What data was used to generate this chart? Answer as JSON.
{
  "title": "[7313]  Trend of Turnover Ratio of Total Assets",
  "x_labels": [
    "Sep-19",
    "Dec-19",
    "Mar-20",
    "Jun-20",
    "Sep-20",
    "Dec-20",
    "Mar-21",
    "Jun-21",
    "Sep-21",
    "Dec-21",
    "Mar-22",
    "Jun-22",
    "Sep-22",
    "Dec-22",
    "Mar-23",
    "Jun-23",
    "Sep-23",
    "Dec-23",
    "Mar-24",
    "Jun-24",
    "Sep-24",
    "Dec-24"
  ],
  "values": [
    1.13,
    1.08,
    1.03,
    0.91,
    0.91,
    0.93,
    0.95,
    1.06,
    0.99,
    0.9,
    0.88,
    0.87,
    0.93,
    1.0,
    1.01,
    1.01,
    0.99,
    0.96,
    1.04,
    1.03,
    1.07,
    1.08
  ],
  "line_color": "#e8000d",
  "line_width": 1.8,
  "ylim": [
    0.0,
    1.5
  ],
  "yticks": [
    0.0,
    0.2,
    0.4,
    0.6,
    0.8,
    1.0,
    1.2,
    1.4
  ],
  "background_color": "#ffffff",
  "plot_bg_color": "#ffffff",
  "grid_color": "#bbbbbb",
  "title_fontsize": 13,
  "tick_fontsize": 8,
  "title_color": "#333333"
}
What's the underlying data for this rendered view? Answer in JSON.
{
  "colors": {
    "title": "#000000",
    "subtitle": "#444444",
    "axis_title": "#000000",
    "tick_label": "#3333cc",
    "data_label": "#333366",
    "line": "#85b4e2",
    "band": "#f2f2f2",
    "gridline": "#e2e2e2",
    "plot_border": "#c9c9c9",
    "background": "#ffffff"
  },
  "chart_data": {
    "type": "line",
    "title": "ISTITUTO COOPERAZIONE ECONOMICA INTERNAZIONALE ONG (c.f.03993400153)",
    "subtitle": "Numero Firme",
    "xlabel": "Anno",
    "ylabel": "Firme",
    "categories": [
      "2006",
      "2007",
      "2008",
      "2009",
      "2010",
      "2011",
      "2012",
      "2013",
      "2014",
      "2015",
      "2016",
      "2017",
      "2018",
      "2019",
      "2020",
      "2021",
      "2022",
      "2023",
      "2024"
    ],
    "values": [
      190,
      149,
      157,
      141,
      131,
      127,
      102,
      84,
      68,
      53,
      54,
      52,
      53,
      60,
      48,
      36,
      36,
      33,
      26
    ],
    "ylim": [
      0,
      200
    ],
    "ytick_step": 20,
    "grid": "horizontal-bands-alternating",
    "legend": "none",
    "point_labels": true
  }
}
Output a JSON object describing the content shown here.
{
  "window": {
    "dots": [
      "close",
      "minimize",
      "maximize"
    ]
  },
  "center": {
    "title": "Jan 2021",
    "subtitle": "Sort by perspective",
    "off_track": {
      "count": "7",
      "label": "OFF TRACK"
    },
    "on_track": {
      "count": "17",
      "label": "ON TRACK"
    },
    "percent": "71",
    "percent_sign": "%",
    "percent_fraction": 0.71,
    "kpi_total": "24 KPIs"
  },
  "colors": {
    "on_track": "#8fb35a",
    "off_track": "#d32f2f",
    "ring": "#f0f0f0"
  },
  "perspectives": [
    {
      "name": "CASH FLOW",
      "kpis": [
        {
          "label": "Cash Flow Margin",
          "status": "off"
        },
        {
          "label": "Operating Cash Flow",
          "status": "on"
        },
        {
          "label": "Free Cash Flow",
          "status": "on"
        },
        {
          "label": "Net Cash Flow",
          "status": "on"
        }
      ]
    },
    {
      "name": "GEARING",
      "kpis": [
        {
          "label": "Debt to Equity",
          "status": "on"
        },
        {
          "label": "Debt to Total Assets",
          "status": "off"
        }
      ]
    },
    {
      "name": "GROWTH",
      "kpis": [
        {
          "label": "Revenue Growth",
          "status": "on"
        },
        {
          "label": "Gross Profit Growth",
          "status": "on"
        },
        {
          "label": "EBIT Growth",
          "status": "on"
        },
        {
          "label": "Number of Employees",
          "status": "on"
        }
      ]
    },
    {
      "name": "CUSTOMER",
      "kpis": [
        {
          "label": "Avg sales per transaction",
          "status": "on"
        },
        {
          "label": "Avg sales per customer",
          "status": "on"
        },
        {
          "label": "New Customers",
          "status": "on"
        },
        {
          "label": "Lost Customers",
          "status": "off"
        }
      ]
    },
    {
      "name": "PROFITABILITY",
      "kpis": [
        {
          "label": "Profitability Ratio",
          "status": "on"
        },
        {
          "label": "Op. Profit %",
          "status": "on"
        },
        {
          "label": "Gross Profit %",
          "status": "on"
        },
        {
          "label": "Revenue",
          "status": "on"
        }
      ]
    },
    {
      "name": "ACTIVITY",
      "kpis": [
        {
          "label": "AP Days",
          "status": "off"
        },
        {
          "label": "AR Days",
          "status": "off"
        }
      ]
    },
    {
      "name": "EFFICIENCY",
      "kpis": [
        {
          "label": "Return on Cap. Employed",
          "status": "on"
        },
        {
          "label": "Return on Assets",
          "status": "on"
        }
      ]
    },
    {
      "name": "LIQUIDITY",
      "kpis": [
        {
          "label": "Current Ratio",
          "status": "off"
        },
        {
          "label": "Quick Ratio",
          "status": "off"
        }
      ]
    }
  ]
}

→ Work to do
Output all of the material exactly as written.

→ Answer below
What data was used to generate this chart? Answer as JSON.
{
  "title": "[7313]  Trend of Turnover Ratio of Total Assets",
  "x_labels": [
    "Sep-19",
    "Dec-19",
    "Mar-20",
    "Jun-20",
    "Sep-20",
    "Dec-20",
    "Mar-21",
    "Jun-21",
    "Sep-21",
    "Dec-21",
    "Mar-22",
    "Jun-22",
    "Sep-22",
    "Dec-22",
    "Mar-23",
    "Jun-23",
    "Sep-23",
    "Dec-23",
    "Mar-24",
    "Jun-24",
    "Sep-24",
    "Dec-24"
  ],
  "values": [
    1.13,
    1.08,
    1.03,
    0.91,
    0.91,
    0.93,
    0.95,
    1.06,
    0.99,
    0.9,
    0.88,
    0.87,
    0.93,
    1.0,
    1.01,
    1.01,
    0.99,
    0.96,
    1.04,
    1.03,
    1.07,
    1.08
  ],
  "line_color": "#e8000d",
  "line_width": 1.8,
  "ylim": [
    0.0,
    1.5
  ],
  "yticks": [
    0.0,
    0.2,
    0.4,
    0.6,
    0.8,
    1.0,
    1.2,
    1.4
  ],
  "background_color": "#ffffff",
  "plot_bg_color": "#ffffff",
  "grid_color": "#bbbbbb",
  "title_fontsize": 13,
  "tick_fontsize": 8,
  "title_color": "#333333"
}
What's the underlying data for this rendered view? Answer in JSON.
{
  "colors": {
    "title": "#000000",
    "subtitle": "#444444",
    "axis_title": "#000000",
    "tick_label": "#3333cc",
    "data_label": "#333366",
    "line": "#85b4e2",
    "band": "#f2f2f2",
    "gridline": "#e2e2e2",
    "plot_border": "#c9c9c9",
    "background": "#ffffff"
  },
  "chart_data": {
    "type": "line",
    "title": "ISTITUTO COOPERAZIONE ECONOMICA INTERNAZIONALE ONG (c.f.03993400153)",
    "subtitle": "Numero Firme",
    "xlabel": "Anno",
    "ylabel": "Firme",
    "categories": [
      "2006",
      "2007",
      "2008",
      "2009",
      "2010",
      "2011",
      "2012",
      "2013",
      "2014",
      "2015",
      "2016",
      "2017",
      "2018",
      "2019",
      "2020",
      "2021",
      "2022",
      "2023",
      "2024"
    ],
    "values": [
      190,
      149,
      157,
      141,
      131,
      127,
      102,
      84,
      68,
      53,
      54,
      52,
      53,
      60,
      48,
      36,
      36,
      33,
      26
    ],
    "ylim": [
      0,
      200
    ],
    "ytick_step": 20,
    "grid": "horizontal-bands-alternating",
    "legend": "none",
    "point_labels": true
  }
}
Output a JSON object describing the content shown here.
{
  "window": {
    "dots": [
      "close",
      "minimize",
      "maximize"
    ]
  },
  "center": {
    "title": "Jan 2021",
    "subtitle": "Sort by perspective",
    "off_track": {
      "count": "7",
      "label": "OFF TRACK"
    },
    "on_track": {
      "count": "17",
      "label": "ON TRACK"
    },
    "percent": "71",
    "percent_sign": "%",
    "percent_fraction": 0.71,
    "kpi_total": "24 KPIs"
  },
  "colors": {
    "on_track": "#8fb35a",
    "off_track": "#d32f2f",
    "ring": "#f0f0f0"
  },
  "perspectives": [
    {
      "name": "CASH FLOW",
      "kpis": [
        {
          "label": "Cash Flow Margin",
          "status": "off"
        },
        {
          "label": "Operating Cash Flow",
          "status": "on"
        },
        {
          "label": "Free Cash Flow",
          "status": "on"
        },
        {
          "label": "Net Cash Flow",
          "status": "on"
        }
      ]
    },
    {
      "name": "GEARING",
      "kpis": [
        {
          "label": "Debt to Equity",
          "status": "on"
        },
        {
          "label": "Debt to Total Assets",
          "status": "off"
        }
      ]
    },
    {
      "name": "GROWTH",
      "kpis": [
        {
          "label": "Revenue Growth",
          "status": "on"
        },
        {
          "label": "Gross Profit Growth",
          "status": "on"
        },
        {
          "label": "EBIT Growth",
          "status": "on"
        },
        {
          "label": "Number of Employees",
          "status": "on"
        }
      ]
    },
    {
      "name": "CUSTOMER",
      "kpis": [
        {
          "label": "Avg sales per transaction",
          "status": "on"
        },
        {
          "label": "Avg sales per customer",
          "status": "on"
        },
        {
          "label": "New Customers",
          "status": "on"
        },
        {
          "label": "Lost Customers",
          "status": "off"
        }
      ]
    },
    {
      "name": "PROFITABILITY",
      "kpis": [
        {
          "label": "Profitability Ratio",
          "status": "on"
        },
        {
          "label": "Op. Profit %",
          "status": "on"
        },
        {
          "label": "Gross Profit %",
          "status": "on"
        },
        {
          "label": "Revenue",
          "status": "on"
        }
      ]
    },
    {
      "name": "ACTIVITY",
      "kpis": [
        {
          "label": "AP Days",
          "status": "off"
        },
        {
          "label": "AR Days",
          "status": "off"
        }
      ]
    },
    {
      "name": "EFFICIENCY",
      "kpis": [
        {
          "label": "Return on Cap. Employed",
          "status": "on"
        },
        {
          "label": "Return on Assets",
          "status": "on"
        }
      ]
    },
    {
      "name": "LIQUIDITY",
      "kpis": [
        {
          "label": "Current Ratio",
          "status": "off"
        },
        {
          "label": "Quick Ratio",
          "status": "off"
        }
      ]
    }
  ]
}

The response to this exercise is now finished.